## [Aim of the task]
Write out the full listing exactly as given, minus the images.

--- START OF The input ---

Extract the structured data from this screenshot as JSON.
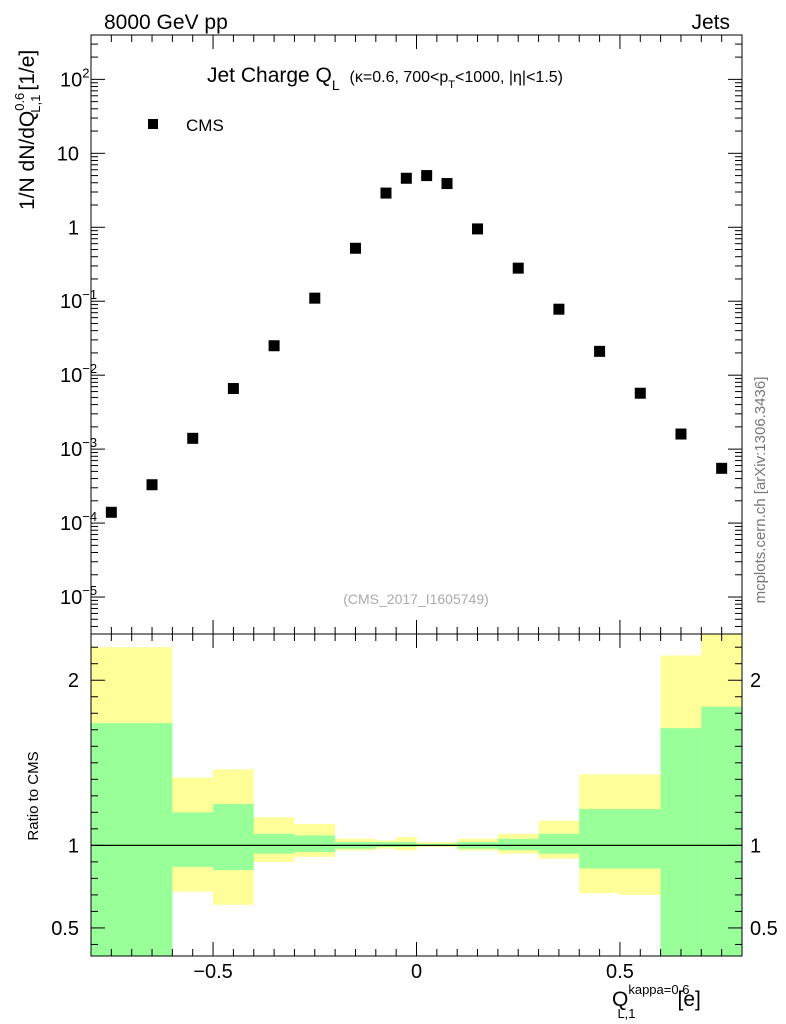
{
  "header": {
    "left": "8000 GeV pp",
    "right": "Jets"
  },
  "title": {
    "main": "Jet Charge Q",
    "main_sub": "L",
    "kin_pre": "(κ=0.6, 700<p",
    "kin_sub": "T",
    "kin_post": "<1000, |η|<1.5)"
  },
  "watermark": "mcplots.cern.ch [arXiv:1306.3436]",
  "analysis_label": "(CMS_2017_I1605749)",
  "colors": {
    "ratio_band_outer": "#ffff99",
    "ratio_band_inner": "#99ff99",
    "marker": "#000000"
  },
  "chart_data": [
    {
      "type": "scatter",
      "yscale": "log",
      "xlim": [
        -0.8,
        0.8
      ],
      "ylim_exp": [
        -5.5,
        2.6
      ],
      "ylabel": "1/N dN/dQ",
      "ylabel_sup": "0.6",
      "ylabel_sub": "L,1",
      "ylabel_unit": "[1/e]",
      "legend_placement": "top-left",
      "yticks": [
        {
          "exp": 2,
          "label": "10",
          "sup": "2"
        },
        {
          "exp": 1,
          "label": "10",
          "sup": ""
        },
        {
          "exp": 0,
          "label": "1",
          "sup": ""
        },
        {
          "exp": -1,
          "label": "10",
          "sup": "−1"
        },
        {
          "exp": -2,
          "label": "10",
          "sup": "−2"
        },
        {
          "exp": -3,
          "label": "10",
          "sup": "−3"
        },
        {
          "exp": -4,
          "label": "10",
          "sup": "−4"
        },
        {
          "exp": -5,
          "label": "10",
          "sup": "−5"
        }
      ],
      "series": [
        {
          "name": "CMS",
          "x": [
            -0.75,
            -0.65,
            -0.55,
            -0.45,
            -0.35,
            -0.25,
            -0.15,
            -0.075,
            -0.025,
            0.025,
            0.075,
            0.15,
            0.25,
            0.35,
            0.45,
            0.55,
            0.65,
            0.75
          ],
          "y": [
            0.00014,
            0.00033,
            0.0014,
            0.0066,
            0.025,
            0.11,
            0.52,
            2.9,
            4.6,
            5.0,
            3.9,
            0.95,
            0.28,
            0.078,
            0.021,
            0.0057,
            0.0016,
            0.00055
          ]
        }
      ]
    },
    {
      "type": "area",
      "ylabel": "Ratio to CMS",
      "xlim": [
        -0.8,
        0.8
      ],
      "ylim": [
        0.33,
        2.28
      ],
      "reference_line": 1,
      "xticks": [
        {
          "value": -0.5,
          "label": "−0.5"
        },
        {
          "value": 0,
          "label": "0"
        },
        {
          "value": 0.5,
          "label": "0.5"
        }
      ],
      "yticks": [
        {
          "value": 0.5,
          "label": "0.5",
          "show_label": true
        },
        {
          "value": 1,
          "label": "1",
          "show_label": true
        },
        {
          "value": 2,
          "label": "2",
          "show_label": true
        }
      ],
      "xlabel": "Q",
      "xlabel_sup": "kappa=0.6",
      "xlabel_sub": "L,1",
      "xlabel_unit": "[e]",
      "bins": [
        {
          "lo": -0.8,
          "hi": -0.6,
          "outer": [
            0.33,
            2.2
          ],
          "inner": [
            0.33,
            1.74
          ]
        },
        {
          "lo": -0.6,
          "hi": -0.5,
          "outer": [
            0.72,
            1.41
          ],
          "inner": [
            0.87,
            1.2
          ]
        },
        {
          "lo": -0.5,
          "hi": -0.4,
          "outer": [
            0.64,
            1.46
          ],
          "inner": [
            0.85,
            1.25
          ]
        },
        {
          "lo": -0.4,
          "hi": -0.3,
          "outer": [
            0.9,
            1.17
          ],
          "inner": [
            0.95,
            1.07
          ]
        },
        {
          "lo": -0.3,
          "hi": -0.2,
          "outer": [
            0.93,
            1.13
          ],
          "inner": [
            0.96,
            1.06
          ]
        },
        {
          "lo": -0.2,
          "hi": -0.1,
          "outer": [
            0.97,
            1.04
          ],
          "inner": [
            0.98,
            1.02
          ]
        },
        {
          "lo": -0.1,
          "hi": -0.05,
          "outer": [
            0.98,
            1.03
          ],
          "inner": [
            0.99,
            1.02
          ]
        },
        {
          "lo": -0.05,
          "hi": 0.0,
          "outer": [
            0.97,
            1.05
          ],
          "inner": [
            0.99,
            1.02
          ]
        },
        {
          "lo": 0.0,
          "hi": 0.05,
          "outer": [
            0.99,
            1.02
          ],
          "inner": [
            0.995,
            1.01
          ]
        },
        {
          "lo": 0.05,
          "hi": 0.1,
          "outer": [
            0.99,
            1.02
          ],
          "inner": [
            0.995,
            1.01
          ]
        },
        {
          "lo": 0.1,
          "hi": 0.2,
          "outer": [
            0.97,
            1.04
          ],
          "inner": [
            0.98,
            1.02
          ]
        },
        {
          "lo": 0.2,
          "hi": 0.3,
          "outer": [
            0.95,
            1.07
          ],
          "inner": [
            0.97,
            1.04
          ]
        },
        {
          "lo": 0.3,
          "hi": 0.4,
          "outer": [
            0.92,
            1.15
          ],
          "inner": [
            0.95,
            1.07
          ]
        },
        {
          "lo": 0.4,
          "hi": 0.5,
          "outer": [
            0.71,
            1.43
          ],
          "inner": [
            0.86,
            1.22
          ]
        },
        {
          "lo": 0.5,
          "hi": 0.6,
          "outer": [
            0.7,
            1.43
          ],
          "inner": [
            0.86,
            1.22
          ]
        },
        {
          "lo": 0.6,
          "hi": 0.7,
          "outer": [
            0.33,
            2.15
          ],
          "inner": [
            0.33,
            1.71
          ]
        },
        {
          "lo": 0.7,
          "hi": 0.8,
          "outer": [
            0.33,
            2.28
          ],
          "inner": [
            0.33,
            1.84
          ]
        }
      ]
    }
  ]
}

--- END OF The input ---

## [Answer for this exercise]
Extract the structured data from this screenshot as JSON.
{
  "header": {
    "left": "8000 GeV pp",
    "right": "Jets"
  },
  "title": {
    "main": "Jet Charge Q",
    "main_sub": "L",
    "kin_pre": "(κ=0.6, 700<p",
    "kin_sub": "T",
    "kin_post": "<1000, |η|<1.5)"
  },
  "watermark": "mcplots.cern.ch [arXiv:1306.3436]",
  "analysis_label": "(CMS_2017_I1605749)",
  "colors": {
    "ratio_band_outer": "#ffff99",
    "ratio_band_inner": "#99ff99",
    "marker": "#000000"
  },
  "chart_data": [
    {
      "type": "scatter",
      "yscale": "log",
      "xlim": [
        -0.8,
        0.8
      ],
      "ylim_exp": [
        -5.5,
        2.6
      ],
      "ylabel": "1/N dN/dQ",
      "ylabel_sup": "0.6",
      "ylabel_sub": "L,1",
      "ylabel_unit": "[1/e]",
      "legend_placement": "top-left",
      "yticks": [
        {
          "exp": 2,
          "label": "10",
          "sup": "2"
        },
        {
          "exp": 1,
          "label": "10",
          "sup": ""
        },
        {
          "exp": 0,
          "label": "1",
          "sup": ""
        },
        {
          "exp": -1,
          "label": "10",
          "sup": "−1"
        },
        {
          "exp": -2,
          "label": "10",
          "sup": "−2"
        },
        {
          "exp": -3,
          "label": "10",
          "sup": "−3"
        },
        {
          "exp": -4,
          "label": "10",
          "sup": "−4"
        },
        {
          "exp": -5,
          "label": "10",
          "sup": "−5"
        }
      ],
      "series": [
        {
          "name": "CMS",
          "x": [
            -0.75,
            -0.65,
            -0.55,
            -0.45,
            -0.35,
            -0.25,
            -0.15,
            -0.075,
            -0.025,
            0.025,
            0.075,
            0.15,
            0.25,
            0.35,
            0.45,
            0.55,
            0.65,
            0.75
          ],
          "y": [
            0.00014,
            0.00033,
            0.0014,
            0.0066,
            0.025,
            0.11,
            0.52,
            2.9,
            4.6,
            5.0,
            3.9,
            0.95,
            0.28,
            0.078,
            0.021,
            0.0057,
            0.0016,
            0.00055
          ]
        }
      ]
    },
    {
      "type": "area",
      "ylabel": "Ratio to CMS",
      "xlim": [
        -0.8,
        0.8
      ],
      "ylim": [
        0.33,
        2.28
      ],
      "reference_line": 1,
      "xticks": [
        {
          "value": -0.5,
          "label": "−0.5"
        },
        {
          "value": 0,
          "label": "0"
        },
        {
          "value": 0.5,
          "label": "0.5"
        }
      ],
      "yticks": [
        {
          "value": 0.5,
          "label": "0.5",
          "show_label": true
        },
        {
          "value": 1,
          "label": "1",
          "show_label": true
        },
        {
          "value": 2,
          "label": "2",
          "show_label": true
        }
      ],
      "xlabel": "Q",
      "xlabel_sup": "kappa=0.6",
      "xlabel_sub": "L,1",
      "xlabel_unit": "[e]",
      "bins": [
        {
          "lo": -0.8,
          "hi": -0.6,
          "outer": [
            0.33,
            2.2
          ],
          "inner": [
            0.33,
            1.74
          ]
        },
        {
          "lo": -0.6,
          "hi": -0.5,
          "outer": [
            0.72,
            1.41
          ],
          "inner": [
            0.87,
            1.2
          ]
        },
        {
          "lo": -0.5,
          "hi": -0.4,
          "outer": [
            0.64,
            1.46
          ],
          "inner": [
            0.85,
            1.25
          ]
        },
        {
          "lo": -0.4,
          "hi": -0.3,
          "outer": [
            0.9,
            1.17
          ],
          "inner": [
            0.95,
            1.07
          ]
        },
        {
          "lo": -0.3,
          "hi": -0.2,
          "outer": [
            0.93,
            1.13
          ],
          "inner": [
            0.96,
            1.06
          ]
        },
        {
          "lo": -0.2,
          "hi": -0.1,
          "outer": [
            0.97,
            1.04
          ],
          "inner": [
            0.98,
            1.02
          ]
        },
        {
          "lo": -0.1,
          "hi": -0.05,
          "outer": [
            0.98,
            1.03
          ],
          "inner": [
            0.99,
            1.02
          ]
        },
        {
          "lo": -0.05,
          "hi": 0.0,
          "outer": [
            0.97,
            1.05
          ],
          "inner": [
            0.99,
            1.02
          ]
        },
        {
          "lo": 0.0,
          "hi": 0.05,
          "outer": [
            0.99,
            1.02
          ],
          "inner": [
            0.995,
            1.01
          ]
        },
        {
          "lo": 0.05,
          "hi": 0.1,
          "outer": [
            0.99,
            1.02
          ],
          "inner": [
            0.995,
            1.01
          ]
        },
        {
          "lo": 0.1,
          "hi": 0.2,
          "outer": [
            0.97,
            1.04
          ],
          "inner": [
            0.98,
            1.02
          ]
        },
        {
          "lo": 0.2,
          "hi": 0.3,
          "outer": [
            0.95,
            1.07
          ],
          "inner": [
            0.97,
            1.04
          ]
        },
        {
          "lo": 0.3,
          "hi": 0.4,
          "outer": [
            0.92,
            1.15
          ],
          "inner": [
            0.95,
            1.07
          ]
        },
        {
          "lo": 0.4,
          "hi": 0.5,
          "outer": [
            0.71,
            1.43
          ],
          "inner": [
            0.86,
            1.22
          ]
        },
        {
          "lo": 0.5,
          "hi": 0.6,
          "outer": [
            0.7,
            1.43
          ],
          "inner": [
            0.86,
            1.22
          ]
        },
        {
          "lo": 0.6,
          "hi": 0.7,
          "outer": [
            0.33,
            2.15
          ],
          "inner": [
            0.33,
            1.71
          ]
        },
        {
          "lo": 0.7,
          "hi": 0.8,
          "outer": [
            0.33,
            2.28
          ],
          "inner": [
            0.33,
            1.84
          ]
        }
      ]
    }
  ]
}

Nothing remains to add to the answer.